Every line that holds "saving" should be shown.
— BEGIN —
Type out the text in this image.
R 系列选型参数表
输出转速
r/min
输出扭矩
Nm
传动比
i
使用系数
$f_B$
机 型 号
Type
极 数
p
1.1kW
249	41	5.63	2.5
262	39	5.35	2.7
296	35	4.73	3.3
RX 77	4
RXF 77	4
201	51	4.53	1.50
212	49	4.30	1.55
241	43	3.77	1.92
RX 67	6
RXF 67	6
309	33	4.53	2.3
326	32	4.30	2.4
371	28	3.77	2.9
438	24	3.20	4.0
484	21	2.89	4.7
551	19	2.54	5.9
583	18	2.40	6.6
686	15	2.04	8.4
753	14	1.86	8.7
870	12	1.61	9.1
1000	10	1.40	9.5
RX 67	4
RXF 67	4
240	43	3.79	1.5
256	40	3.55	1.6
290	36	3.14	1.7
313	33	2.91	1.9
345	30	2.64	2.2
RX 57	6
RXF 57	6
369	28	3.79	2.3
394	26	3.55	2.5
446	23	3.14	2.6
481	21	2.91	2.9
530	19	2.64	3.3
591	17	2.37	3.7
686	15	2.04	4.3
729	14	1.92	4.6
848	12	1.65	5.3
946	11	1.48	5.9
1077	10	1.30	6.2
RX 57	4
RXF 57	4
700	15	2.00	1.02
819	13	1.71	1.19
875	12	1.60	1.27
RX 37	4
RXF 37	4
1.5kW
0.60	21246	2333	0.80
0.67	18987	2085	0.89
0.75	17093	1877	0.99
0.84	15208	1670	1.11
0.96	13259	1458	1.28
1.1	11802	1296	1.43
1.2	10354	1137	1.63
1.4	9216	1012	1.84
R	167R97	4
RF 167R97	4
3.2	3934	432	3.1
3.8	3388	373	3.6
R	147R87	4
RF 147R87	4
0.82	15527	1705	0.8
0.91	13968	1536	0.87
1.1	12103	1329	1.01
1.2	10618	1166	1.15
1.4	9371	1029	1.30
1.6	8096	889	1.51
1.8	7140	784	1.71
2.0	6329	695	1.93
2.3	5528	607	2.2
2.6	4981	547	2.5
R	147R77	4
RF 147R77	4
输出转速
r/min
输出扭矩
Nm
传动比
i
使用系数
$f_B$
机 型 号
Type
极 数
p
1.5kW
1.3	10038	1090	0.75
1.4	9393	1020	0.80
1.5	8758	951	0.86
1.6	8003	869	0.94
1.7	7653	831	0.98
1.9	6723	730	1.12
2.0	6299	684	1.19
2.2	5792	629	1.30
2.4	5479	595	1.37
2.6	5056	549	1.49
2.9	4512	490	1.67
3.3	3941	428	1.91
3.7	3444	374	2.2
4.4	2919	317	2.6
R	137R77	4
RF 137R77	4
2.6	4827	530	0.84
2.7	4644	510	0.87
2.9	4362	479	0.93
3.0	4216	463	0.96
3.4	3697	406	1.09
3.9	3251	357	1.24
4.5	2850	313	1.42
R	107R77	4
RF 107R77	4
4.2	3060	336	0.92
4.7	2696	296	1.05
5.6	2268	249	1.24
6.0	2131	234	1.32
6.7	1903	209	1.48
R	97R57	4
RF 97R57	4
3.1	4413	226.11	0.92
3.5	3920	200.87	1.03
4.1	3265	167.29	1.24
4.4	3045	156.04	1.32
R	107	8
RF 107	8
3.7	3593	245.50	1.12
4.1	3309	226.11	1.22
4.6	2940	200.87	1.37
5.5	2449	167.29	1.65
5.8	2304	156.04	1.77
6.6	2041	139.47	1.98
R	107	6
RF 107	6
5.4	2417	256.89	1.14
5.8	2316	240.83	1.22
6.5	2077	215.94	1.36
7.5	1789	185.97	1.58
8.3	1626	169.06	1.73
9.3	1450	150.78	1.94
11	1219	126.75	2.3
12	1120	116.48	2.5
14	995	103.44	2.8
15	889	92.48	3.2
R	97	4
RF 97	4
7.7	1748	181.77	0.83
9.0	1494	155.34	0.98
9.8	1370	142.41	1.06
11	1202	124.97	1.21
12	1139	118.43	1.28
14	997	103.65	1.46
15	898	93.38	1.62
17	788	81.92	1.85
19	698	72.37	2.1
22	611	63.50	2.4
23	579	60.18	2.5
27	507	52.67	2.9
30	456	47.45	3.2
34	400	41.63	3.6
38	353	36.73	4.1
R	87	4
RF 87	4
— END —
— BEGIN —
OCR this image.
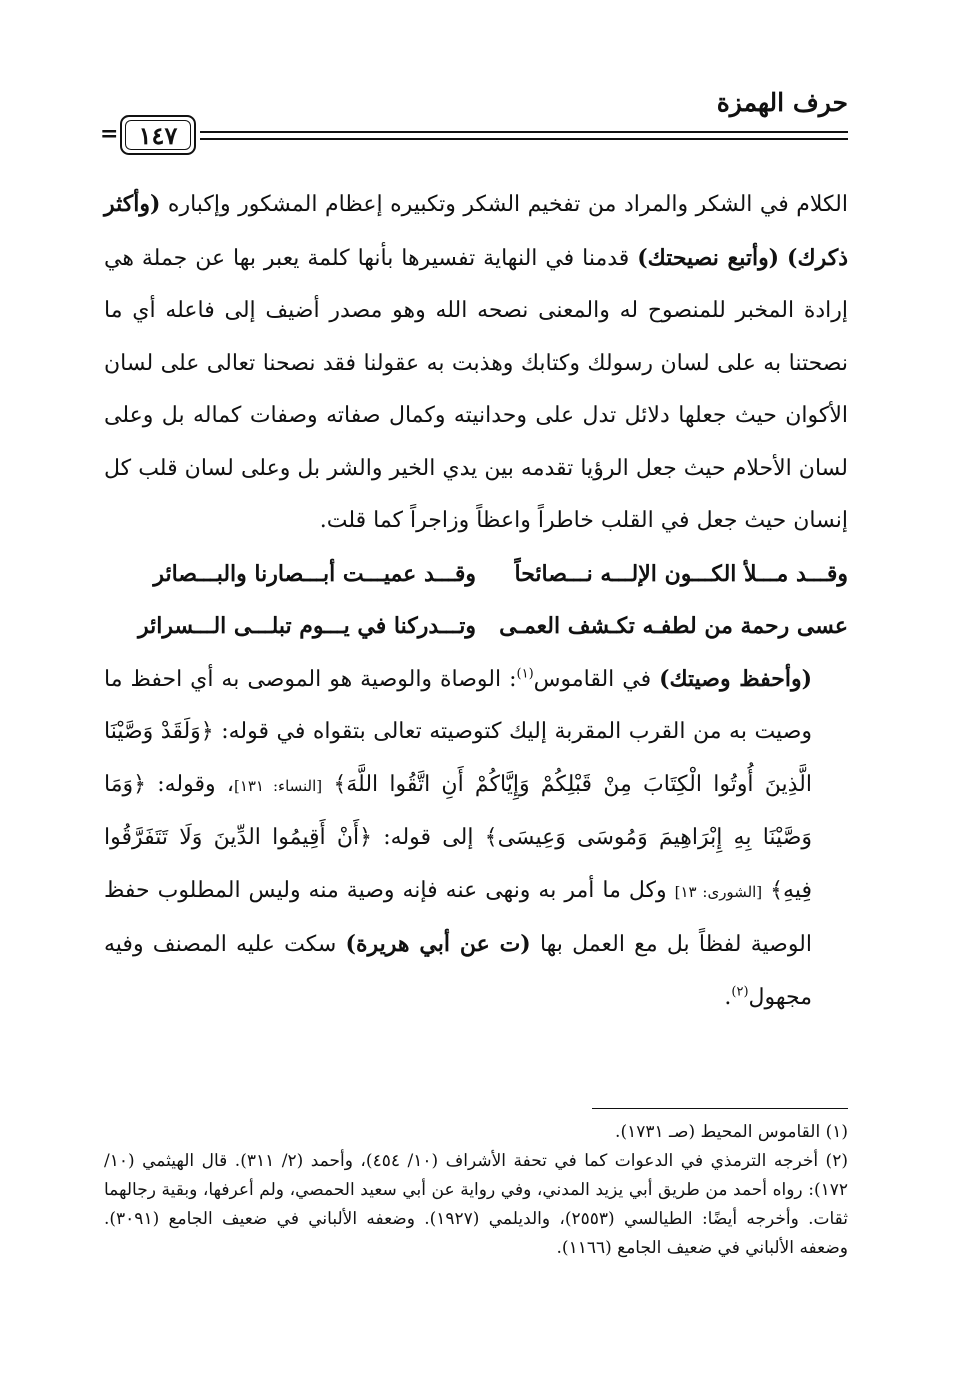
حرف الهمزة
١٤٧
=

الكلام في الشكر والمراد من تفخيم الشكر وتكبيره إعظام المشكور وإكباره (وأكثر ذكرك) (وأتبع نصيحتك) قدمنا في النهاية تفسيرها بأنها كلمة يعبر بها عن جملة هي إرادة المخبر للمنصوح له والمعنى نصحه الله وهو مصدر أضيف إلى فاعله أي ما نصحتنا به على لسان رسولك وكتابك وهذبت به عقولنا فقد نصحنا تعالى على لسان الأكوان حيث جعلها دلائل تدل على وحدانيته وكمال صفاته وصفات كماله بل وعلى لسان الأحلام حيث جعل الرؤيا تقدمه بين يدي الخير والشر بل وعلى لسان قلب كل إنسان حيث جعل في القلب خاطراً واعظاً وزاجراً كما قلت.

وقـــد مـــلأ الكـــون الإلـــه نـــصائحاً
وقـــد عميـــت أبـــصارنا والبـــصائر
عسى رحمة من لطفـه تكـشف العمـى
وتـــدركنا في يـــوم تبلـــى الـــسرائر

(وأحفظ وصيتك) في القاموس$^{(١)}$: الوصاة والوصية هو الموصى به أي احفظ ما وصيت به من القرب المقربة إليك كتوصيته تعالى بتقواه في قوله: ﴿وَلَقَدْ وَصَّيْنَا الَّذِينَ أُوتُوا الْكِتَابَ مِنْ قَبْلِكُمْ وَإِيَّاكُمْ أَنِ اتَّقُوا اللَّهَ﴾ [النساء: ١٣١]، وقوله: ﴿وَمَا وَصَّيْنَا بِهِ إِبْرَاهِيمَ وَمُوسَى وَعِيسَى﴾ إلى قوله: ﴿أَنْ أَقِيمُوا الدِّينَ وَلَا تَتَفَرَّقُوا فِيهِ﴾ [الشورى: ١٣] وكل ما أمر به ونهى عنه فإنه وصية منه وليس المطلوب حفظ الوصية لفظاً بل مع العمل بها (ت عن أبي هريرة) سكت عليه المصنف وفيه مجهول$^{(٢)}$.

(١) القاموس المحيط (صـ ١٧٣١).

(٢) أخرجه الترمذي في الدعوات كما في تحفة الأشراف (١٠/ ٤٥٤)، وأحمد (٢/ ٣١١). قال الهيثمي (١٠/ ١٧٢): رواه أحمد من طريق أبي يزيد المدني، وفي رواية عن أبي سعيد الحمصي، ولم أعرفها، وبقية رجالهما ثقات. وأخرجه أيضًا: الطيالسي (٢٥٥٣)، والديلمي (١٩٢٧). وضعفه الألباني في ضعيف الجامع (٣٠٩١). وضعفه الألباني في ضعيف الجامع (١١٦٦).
— END —
— BEGIN —
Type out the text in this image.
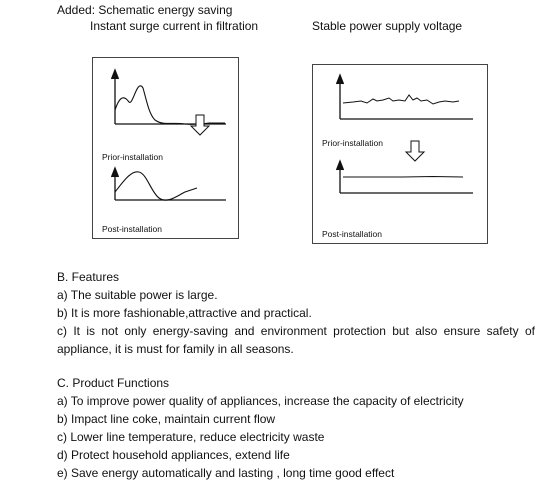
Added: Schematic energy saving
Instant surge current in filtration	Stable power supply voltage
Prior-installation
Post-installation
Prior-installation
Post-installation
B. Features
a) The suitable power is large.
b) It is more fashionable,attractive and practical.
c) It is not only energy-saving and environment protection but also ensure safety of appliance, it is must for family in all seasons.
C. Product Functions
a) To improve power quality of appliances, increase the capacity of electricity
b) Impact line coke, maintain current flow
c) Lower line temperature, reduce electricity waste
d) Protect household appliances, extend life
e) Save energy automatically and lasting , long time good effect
— END —
> [WORKED SOLUTION]:
Added: Schematic energy saving
c) It is not only energy-saving and environment protection but also ensure safety of appliance, it is must for family in all seasons.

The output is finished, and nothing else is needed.